Written instruction :: Each line below should be retyped exactly, with no pictures.

Record extracts ::
-- -- --

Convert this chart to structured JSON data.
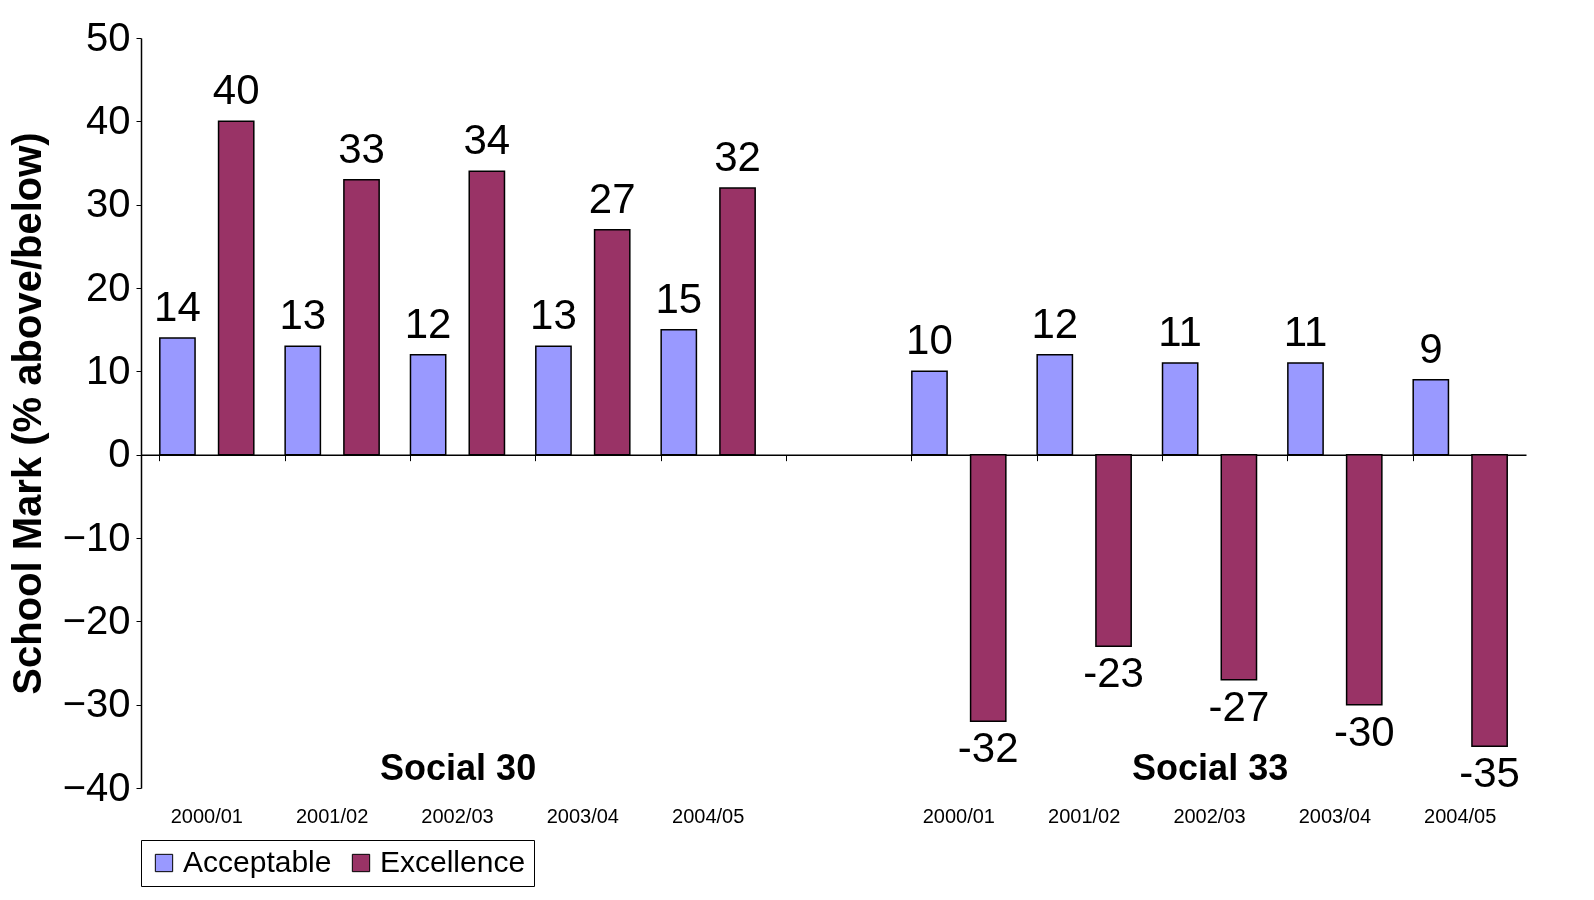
{
  "chart_data": {
    "type": "bar",
    "ylabel": "School Mark (% above/below)",
    "categories": [
      "2000/01",
      "2001/02",
      "2002/03",
      "2003/04",
      "2004/05",
      null,
      "2000/01",
      "2001/02",
      "2002/03",
      "2003/04",
      "2004/05"
    ],
    "series": [
      {
        "name": "Acceptable",
        "color": "#9999ff",
        "values": [
          14,
          13,
          12,
          13,
          15,
          null,
          10,
          12,
          11,
          11,
          9
        ]
      },
      {
        "name": "Excellence",
        "color": "#993366",
        "values": [
          40,
          33,
          34,
          27,
          32,
          null,
          -32,
          -23,
          -27,
          -30,
          -35
        ]
      }
    ],
    "ylim": [
      -40,
      50
    ],
    "yticks": [
      -40,
      -30,
      -20,
      -10,
      0,
      10,
      20,
      30,
      40,
      50
    ],
    "data_labels": true,
    "legend": "bottom",
    "annotations": [
      "Social 30",
      "Social 33"
    ]
  }
}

-- -- --

Task result ::
Convert this chart to structured JSON data.
{
  "chart_data": {
    "type": "bar",
    "ylabel": "School Mark (% above/below)",
    "categories": [
      "2000/01",
      "2001/02",
      "2002/03",
      "2003/04",
      "2004/05",
      null,
      "2000/01",
      "2001/02",
      "2002/03",
      "2003/04",
      "2004/05"
    ],
    "series": [
      {
        "name": "Acceptable",
        "color": "#9999ff",
        "values": [
          14,
          13,
          12,
          13,
          15,
          null,
          10,
          12,
          11,
          11,
          9
        ]
      },
      {
        "name": "Excellence",
        "color": "#993366",
        "values": [
          40,
          33,
          34,
          27,
          32,
          null,
          -32,
          -23,
          -27,
          -30,
          -35
        ]
      }
    ],
    "ylim": [
      -40,
      50
    ],
    "yticks": [
      -40,
      -30,
      -20,
      -10,
      0,
      10,
      20,
      30,
      40,
      50
    ],
    "data_labels": true,
    "legend": "bottom",
    "annotations": [
      "Social 30",
      "Social 33"
    ]
  }
}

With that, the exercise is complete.